### Task brief
Restate the listing that follows word for word, without its pictures.

### Stored items
★ ★ ★ ★ ★ ★ ★

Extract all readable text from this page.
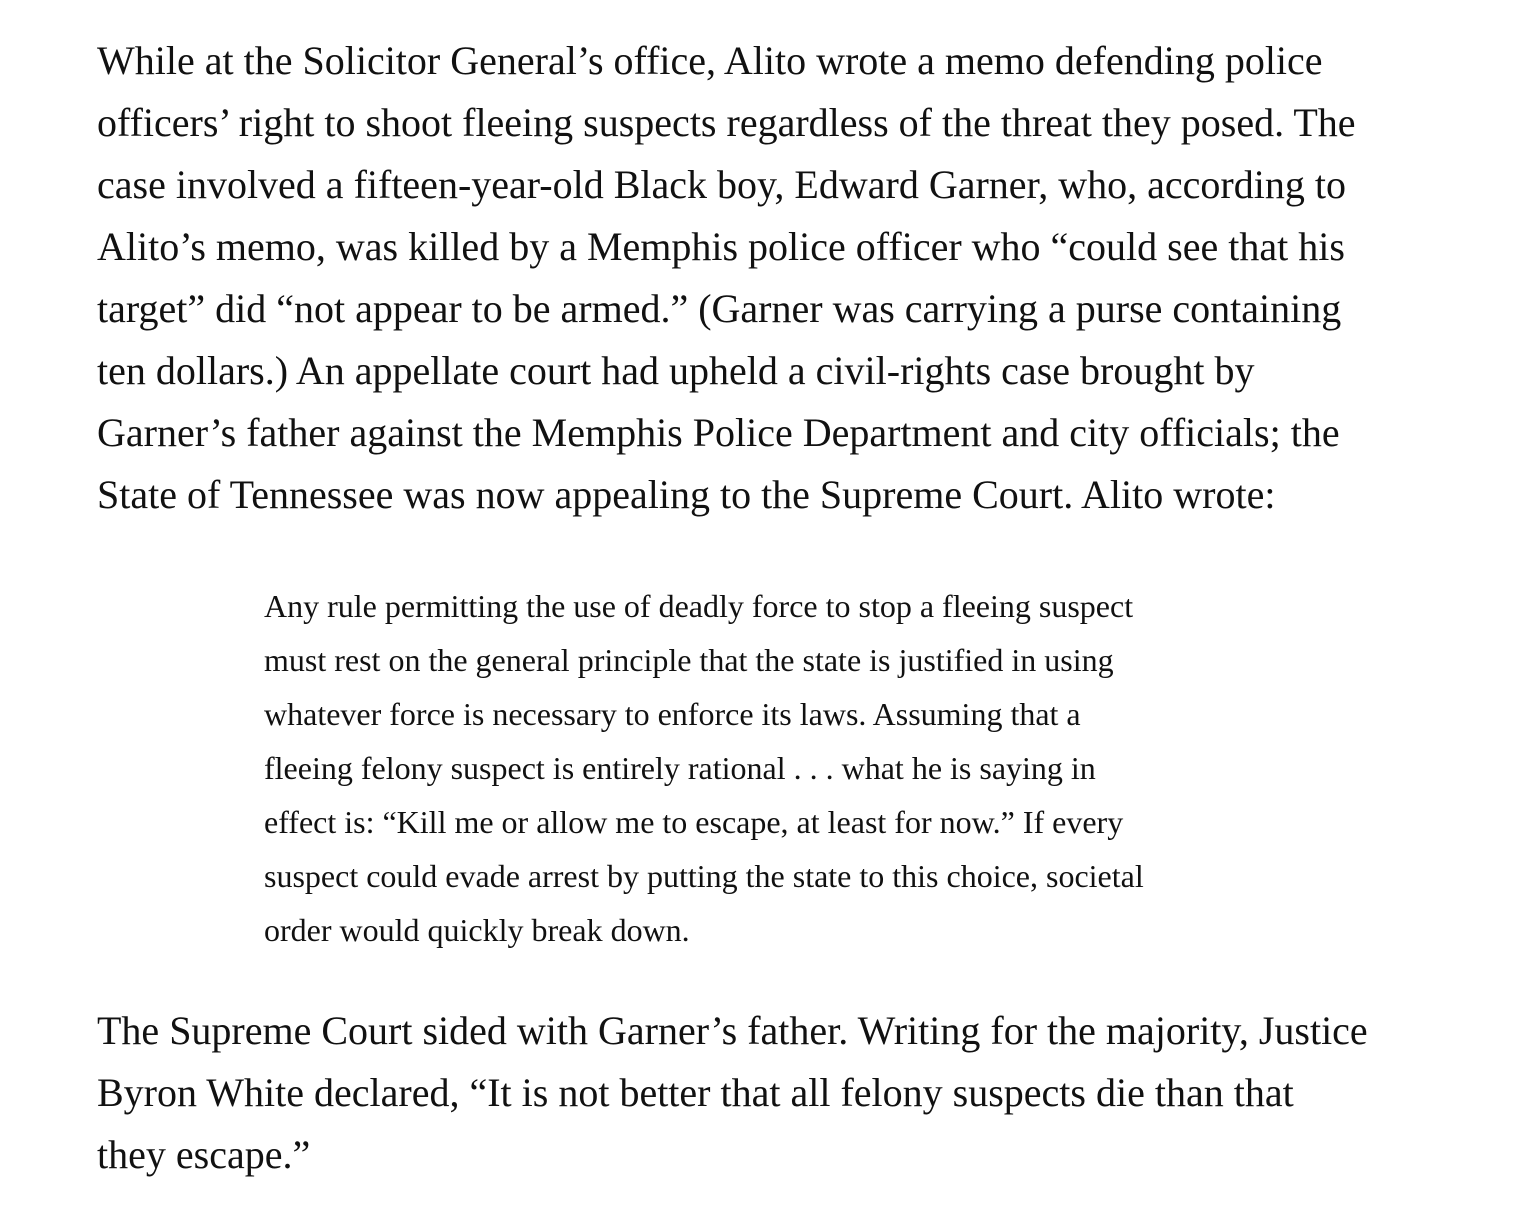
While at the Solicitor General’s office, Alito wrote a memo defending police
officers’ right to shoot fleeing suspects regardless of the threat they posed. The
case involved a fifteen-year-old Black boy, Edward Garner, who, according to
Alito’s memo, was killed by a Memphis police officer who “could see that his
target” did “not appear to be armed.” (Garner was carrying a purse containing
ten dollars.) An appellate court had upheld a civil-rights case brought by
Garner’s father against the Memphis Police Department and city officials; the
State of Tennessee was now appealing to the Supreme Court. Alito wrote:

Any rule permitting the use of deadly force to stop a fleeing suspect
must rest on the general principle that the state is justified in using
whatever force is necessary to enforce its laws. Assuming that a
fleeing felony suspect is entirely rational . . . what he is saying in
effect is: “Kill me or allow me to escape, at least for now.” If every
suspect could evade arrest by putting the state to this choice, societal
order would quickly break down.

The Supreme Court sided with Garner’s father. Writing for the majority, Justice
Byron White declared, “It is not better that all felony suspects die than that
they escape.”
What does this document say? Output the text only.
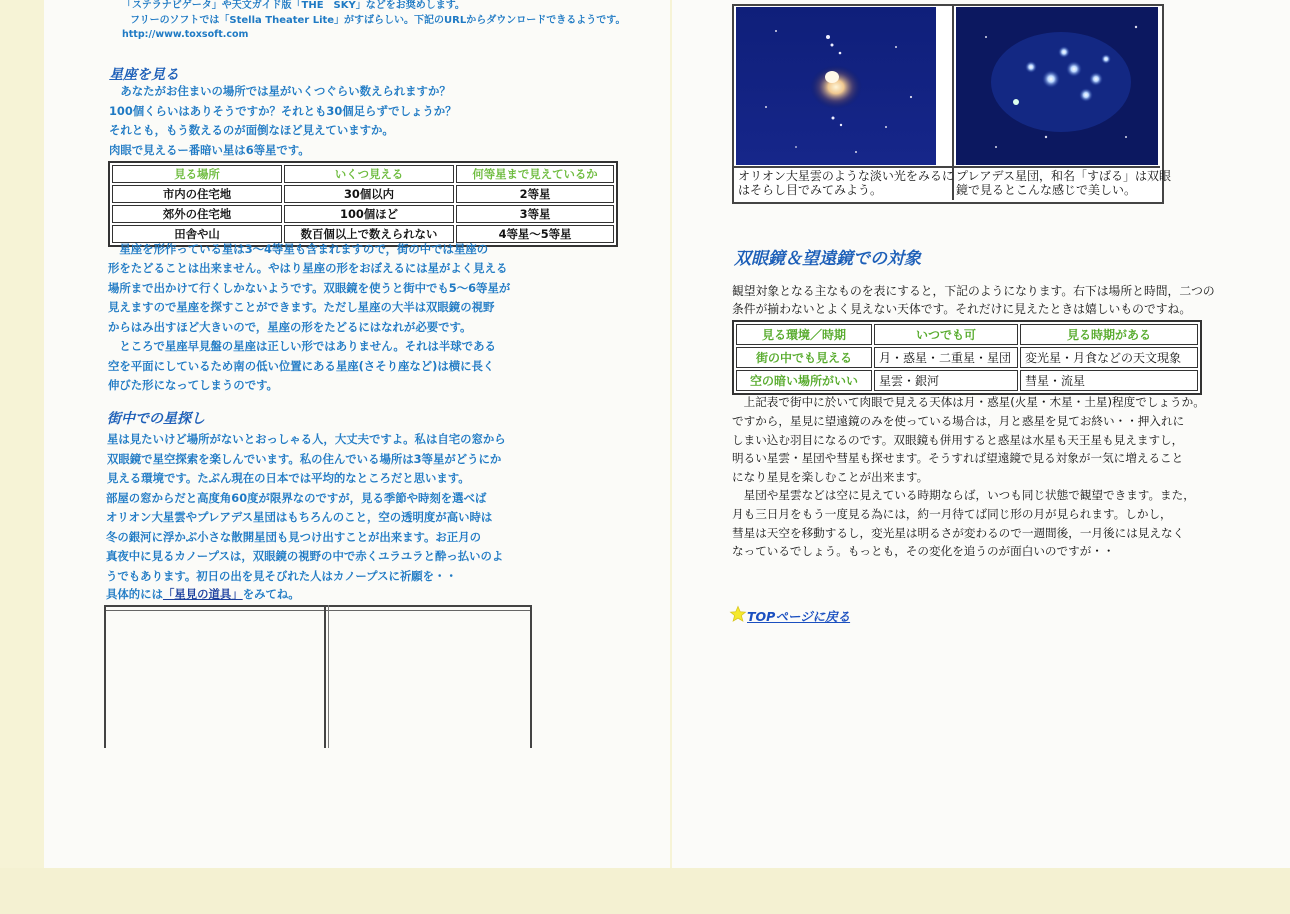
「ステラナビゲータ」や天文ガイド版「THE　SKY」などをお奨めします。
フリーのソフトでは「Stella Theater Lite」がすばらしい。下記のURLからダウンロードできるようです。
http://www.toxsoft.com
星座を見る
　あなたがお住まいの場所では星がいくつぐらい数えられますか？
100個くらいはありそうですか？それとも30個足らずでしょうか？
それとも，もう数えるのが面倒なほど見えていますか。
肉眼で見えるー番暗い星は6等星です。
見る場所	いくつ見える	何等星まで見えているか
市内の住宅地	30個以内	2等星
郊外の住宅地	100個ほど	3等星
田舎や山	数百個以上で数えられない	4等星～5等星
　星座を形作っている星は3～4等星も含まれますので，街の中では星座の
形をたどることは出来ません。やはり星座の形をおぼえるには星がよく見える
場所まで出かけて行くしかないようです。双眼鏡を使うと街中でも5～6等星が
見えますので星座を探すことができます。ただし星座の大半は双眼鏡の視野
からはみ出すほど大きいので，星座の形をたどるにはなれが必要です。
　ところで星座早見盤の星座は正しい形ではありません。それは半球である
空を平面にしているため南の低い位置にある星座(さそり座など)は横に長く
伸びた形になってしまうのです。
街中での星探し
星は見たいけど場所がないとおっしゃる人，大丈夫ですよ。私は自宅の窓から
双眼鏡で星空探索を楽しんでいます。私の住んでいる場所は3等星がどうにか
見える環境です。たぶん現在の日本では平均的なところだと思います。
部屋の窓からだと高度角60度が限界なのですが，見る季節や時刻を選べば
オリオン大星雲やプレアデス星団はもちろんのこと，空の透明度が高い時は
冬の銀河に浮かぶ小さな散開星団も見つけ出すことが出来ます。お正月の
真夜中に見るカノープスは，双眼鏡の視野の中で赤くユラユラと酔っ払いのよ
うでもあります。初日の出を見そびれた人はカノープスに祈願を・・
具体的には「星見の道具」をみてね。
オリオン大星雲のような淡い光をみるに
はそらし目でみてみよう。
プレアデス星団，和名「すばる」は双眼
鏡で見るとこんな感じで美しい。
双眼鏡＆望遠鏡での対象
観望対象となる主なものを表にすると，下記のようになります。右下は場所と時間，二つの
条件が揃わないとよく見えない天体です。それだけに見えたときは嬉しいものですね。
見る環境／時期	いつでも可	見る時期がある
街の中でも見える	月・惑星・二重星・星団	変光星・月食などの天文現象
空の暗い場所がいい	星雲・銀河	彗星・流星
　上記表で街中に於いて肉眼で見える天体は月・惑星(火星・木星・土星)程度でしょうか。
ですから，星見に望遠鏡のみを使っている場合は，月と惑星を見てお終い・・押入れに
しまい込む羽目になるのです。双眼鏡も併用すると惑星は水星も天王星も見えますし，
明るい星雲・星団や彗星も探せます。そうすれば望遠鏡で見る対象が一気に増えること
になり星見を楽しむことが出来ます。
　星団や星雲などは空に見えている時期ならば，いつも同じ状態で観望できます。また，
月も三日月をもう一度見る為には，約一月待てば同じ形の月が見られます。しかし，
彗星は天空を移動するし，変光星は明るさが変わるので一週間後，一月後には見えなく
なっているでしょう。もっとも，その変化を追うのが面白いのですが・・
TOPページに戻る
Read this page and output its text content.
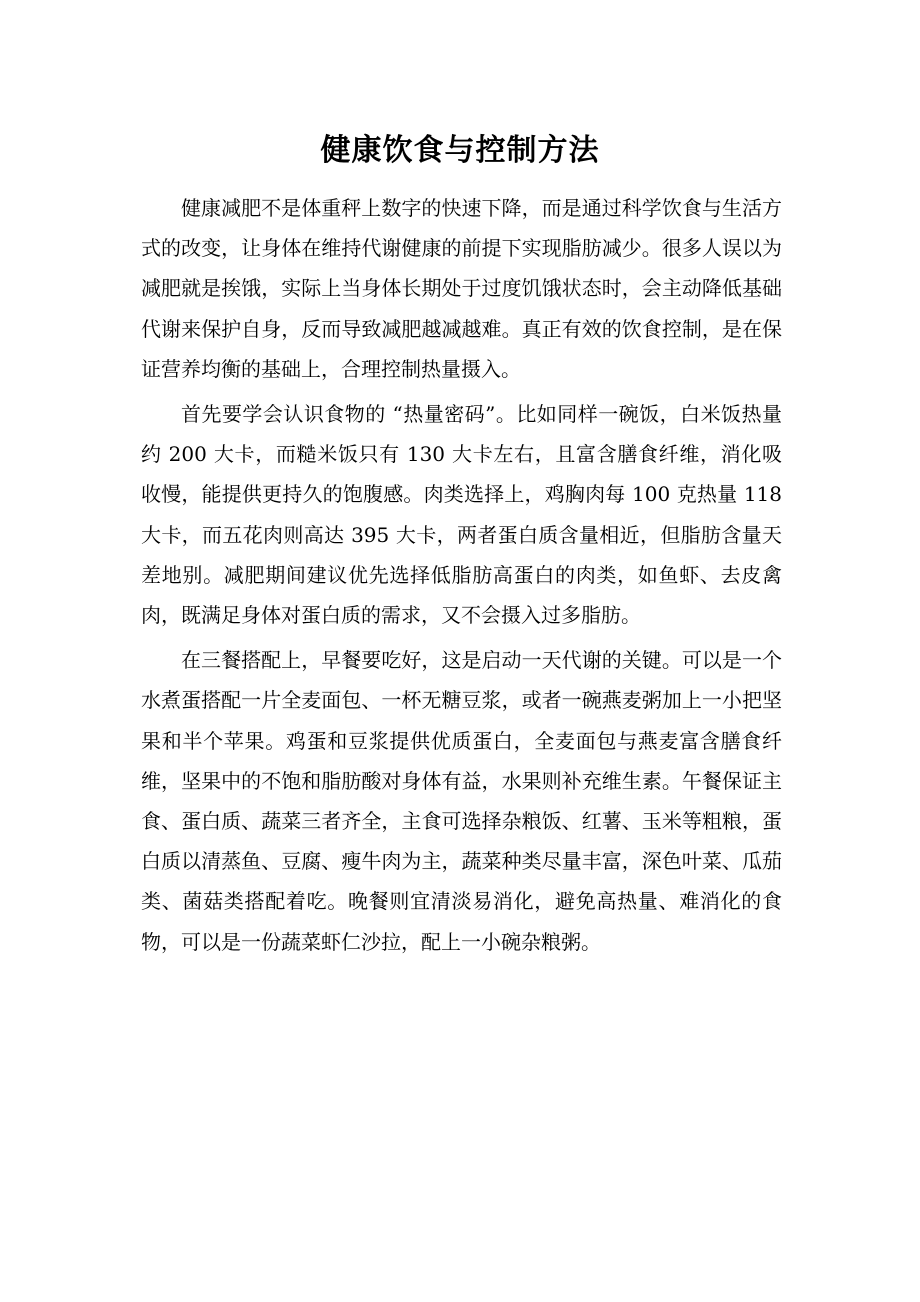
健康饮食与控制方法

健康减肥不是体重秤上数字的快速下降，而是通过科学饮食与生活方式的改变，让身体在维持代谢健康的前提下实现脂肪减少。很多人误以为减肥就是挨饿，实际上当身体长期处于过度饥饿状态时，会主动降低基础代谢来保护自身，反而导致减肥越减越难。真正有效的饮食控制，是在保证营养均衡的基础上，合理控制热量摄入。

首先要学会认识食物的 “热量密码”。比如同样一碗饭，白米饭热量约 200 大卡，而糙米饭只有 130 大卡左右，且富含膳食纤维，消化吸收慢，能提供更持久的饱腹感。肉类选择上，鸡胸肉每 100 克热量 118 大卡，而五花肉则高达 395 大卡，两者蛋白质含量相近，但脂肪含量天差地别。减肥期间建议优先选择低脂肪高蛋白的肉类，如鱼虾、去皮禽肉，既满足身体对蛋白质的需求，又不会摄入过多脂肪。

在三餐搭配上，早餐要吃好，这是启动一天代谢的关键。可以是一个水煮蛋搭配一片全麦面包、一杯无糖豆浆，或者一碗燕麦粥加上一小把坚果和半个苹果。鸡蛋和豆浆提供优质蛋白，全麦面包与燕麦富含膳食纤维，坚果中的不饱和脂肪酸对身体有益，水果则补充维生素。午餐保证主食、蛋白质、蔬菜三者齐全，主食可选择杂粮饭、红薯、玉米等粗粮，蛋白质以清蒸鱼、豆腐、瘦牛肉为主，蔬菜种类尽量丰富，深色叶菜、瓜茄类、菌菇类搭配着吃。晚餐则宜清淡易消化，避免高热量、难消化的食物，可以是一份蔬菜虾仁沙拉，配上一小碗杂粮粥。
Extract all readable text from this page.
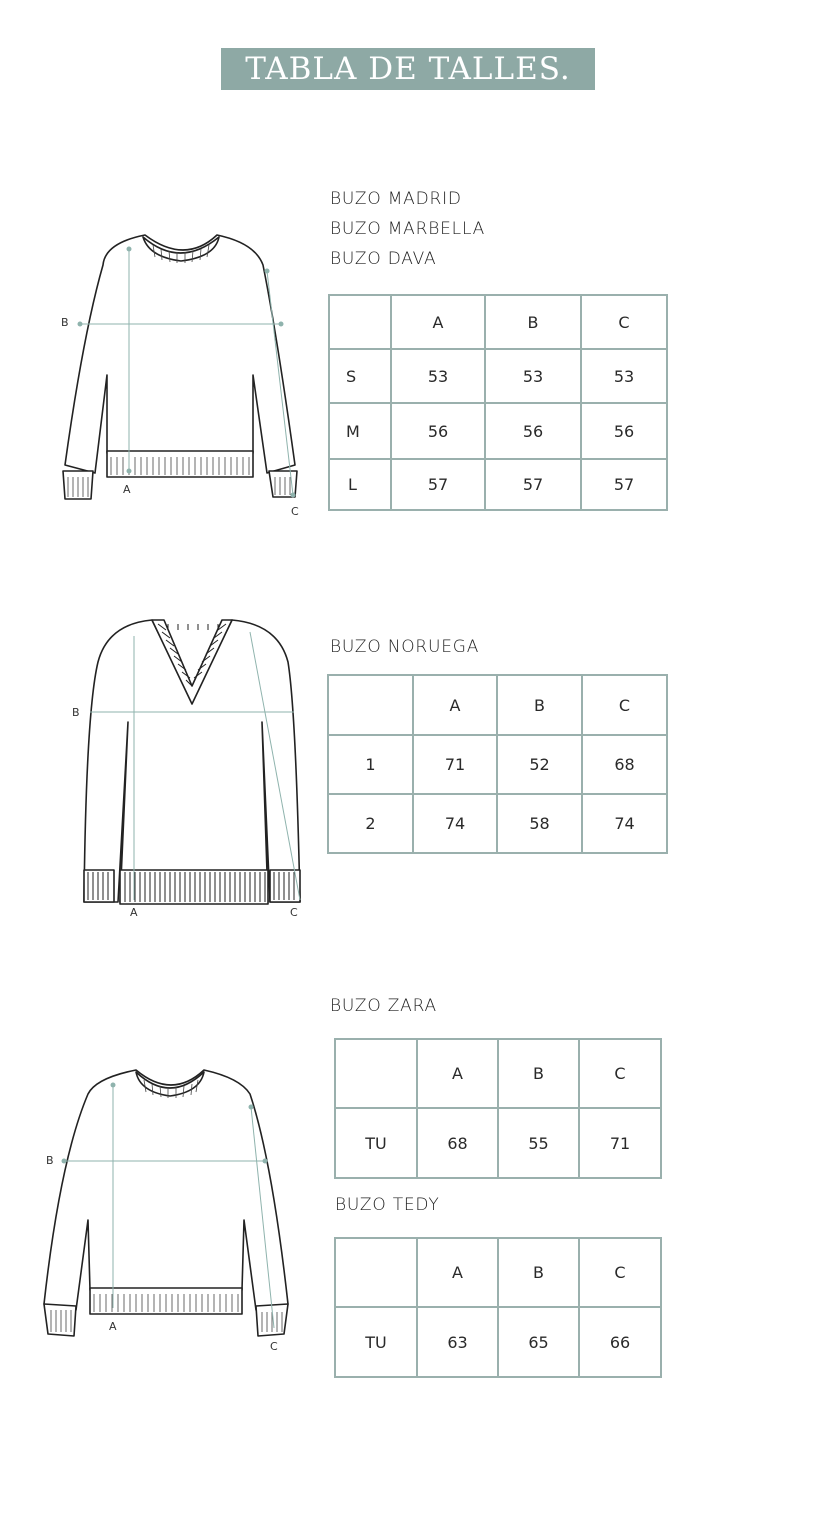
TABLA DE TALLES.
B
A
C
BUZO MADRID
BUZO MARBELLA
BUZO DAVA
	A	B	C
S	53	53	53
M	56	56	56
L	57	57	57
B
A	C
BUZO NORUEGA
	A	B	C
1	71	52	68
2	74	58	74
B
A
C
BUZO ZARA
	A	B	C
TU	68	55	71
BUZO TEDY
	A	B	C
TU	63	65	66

★ ★ ★ ★ ★ ★ ★

### The response
Extract all readable text from this page.
While at the Solicitor General’s office, Alito wrote a memo defending police
officers’ right to shoot fleeing suspects regardless of the threat they posed. The
case involved a fifteen-year-old Black boy, Edward Garner, who, according to
Alito’s memo, was killed by a Memphis police officer who “could see that his
target” did “not appear to be armed.” (Garner was carrying a purse containing
ten dollars.) An appellate court had upheld a civil-rights case brought by
Garner’s father against the Memphis Police Department and city officials; the
State of Tennessee was now appealing to the Supreme Court. Alito wrote:

Any rule permitting the use of deadly force to stop a fleeing suspect
must rest on the general principle that the state is justified in using
whatever force is necessary to enforce its laws. Assuming that a
fleeing felony suspect is entirely rational . . . what he is saying in
effect is: “Kill me or allow me to escape, at least for now.” If every
suspect could evade arrest by putting the state to this choice, societal
order would quickly break down.

The Supreme Court sided with Garner’s father. Writing for the majority, Justice
Byron White declared, “It is not better that all felony suspects die than that
they escape.”
What does this document say? Output the text only.
「ステラナビゲータ」や天文ガイド版「THE　SKY」などをお奨めします。
フリーのソフトでは「Stella Theater Lite」がすばらしい。下記のURLからダウンロードできるようです。
http://www.toxsoft.com
星座を見る
　あなたがお住まいの場所では星がいくつぐらい数えられますか？
100個くらいはありそうですか？それとも30個足らずでしょうか？
それとも，もう数えるのが面倒なほど見えていますか。
肉眼で見えるー番暗い星は6等星です。
見る場所	いくつ見える	何等星まで見えているか
市内の住宅地	30個以内	2等星
郊外の住宅地	100個ほど	3等星
田舎や山	数百個以上で数えられない	4等星～5等星
　星座を形作っている星は3～4等星も含まれますので，街の中では星座の
形をたどることは出来ません。やはり星座の形をおぼえるには星がよく見える
場所まで出かけて行くしかないようです。双眼鏡を使うと街中でも5～6等星が
見えますので星座を探すことができます。ただし星座の大半は双眼鏡の視野
からはみ出すほど大きいので，星座の形をたどるにはなれが必要です。
　ところで星座早見盤の星座は正しい形ではありません。それは半球である
空を平面にしているため南の低い位置にある星座(さそり座など)は横に長く
伸びた形になってしまうのです。
街中での星探し
星は見たいけど場所がないとおっしゃる人，大丈夫ですよ。私は自宅の窓から
双眼鏡で星空探索を楽しんでいます。私の住んでいる場所は3等星がどうにか
見える環境です。たぶん現在の日本では平均的なところだと思います。
部屋の窓からだと高度角60度が限界なのですが，見る季節や時刻を選べば
オリオン大星雲やプレアデス星団はもちろんのこと，空の透明度が高い時は
冬の銀河に浮かぶ小さな散開星団も見つけ出すことが出来ます。お正月の
真夜中に見るカノープスは，双眼鏡の視野の中で赤くユラユラと酔っ払いのよ
うでもあります。初日の出を見そびれた人はカノープスに祈願を・・
具体的には「星見の道具」をみてね。
オリオン大星雲のような淡い光をみるに
はそらし目でみてみよう。
プレアデス星団，和名「すばる」は双眼
鏡で見るとこんな感じで美しい。
双眼鏡＆望遠鏡での対象
観望対象となる主なものを表にすると，下記のようになります。右下は場所と時間，二つの
条件が揃わないとよく見えない天体です。それだけに見えたときは嬉しいものですね。
見る環境／時期	いつでも可	見る時期がある
街の中でも見える	月・惑星・二重星・星団	変光星・月食などの天文現象
空の暗い場所がいい	星雲・銀河	彗星・流星
　上記表で街中に於いて肉眼で見える天体は月・惑星(火星・木星・土星)程度でしょうか。
ですから，星見に望遠鏡のみを使っている場合は，月と惑星を見てお終い・・押入れに
しまい込む羽目になるのです。双眼鏡も併用すると惑星は水星も天王星も見えますし，
明るい星雲・星団や彗星も探せます。そうすれば望遠鏡で見る対象が一気に増えること
になり星見を楽しむことが出来ます。
　星団や星雲などは空に見えている時期ならば，いつも同じ状態で観望できます。また，
月も三日月をもう一度見る為には，約一月待てば同じ形の月が見られます。しかし，
彗星は天空を移動するし，変光星は明るさが変わるので一週間後，一月後には見えなく
なっているでしょう。もっとも，その変化を追うのが面白いのですが・・
TOPページに戻る
Read this page and output its text content.
健康饮食与控制方法

健康减肥不是体重秤上数字的快速下降，而是通过科学饮食与生活方式的改变，让身体在维持代谢健康的前提下实现脂肪减少。很多人误以为减肥就是挨饿，实际上当身体长期处于过度饥饿状态时，会主动降低基础代谢来保护自身，反而导致减肥越减越难。真正有效的饮食控制，是在保证营养均衡的基础上，合理控制热量摄入。

首先要学会认识食物的 “热量密码”。比如同样一碗饭，白米饭热量约 200 大卡，而糙米饭只有 130 大卡左右，且富含膳食纤维，消化吸收慢，能提供更持久的饱腹感。肉类选择上，鸡胸肉每 100 克热量 118 大卡，而五花肉则高达 395 大卡，两者蛋白质含量相近，但脂肪含量天差地别。减肥期间建议优先选择低脂肪高蛋白的肉类，如鱼虾、去皮禽肉，既满足身体对蛋白质的需求，又不会摄入过多脂肪。

在三餐搭配上，早餐要吃好，这是启动一天代谢的关键。可以是一个水煮蛋搭配一片全麦面包、一杯无糖豆浆，或者一碗燕麦粥加上一小把坚果和半个苹果。鸡蛋和豆浆提供优质蛋白，全麦面包与燕麦富含膳食纤维，坚果中的不饱和脂肪酸对身体有益，水果则补充维生素。午餐保证主食、蛋白质、蔬菜三者齐全，主食可选择杂粮饭、红薯、玉米等粗粮，蛋白质以清蒸鱼、豆腐、瘦牛肉为主，蔬菜种类尽量丰富，深色叶菜、瓜茄类、菌菇类搭配着吃。晚餐则宜清淡易消化，避免高热量、难消化的食物，可以是一份蔬菜虾仁沙拉，配上一小碗杂粮粥。
Extract all readable text from this page.
TABLA DE TALLES.
B
A
C
BUZO MADRID
BUZO MARBELLA
BUZO DAVA
	A	B	C
S	53	53	53
M	56	56	56
L	57	57	57
B
A	C
BUZO NORUEGA
	A	B	C
1	71	52	68
2	74	58	74
B
A
C
BUZO ZARA
	A	B	C
TU	68	55	71
BUZO TEDY
	A	B	C
TU	63	65	66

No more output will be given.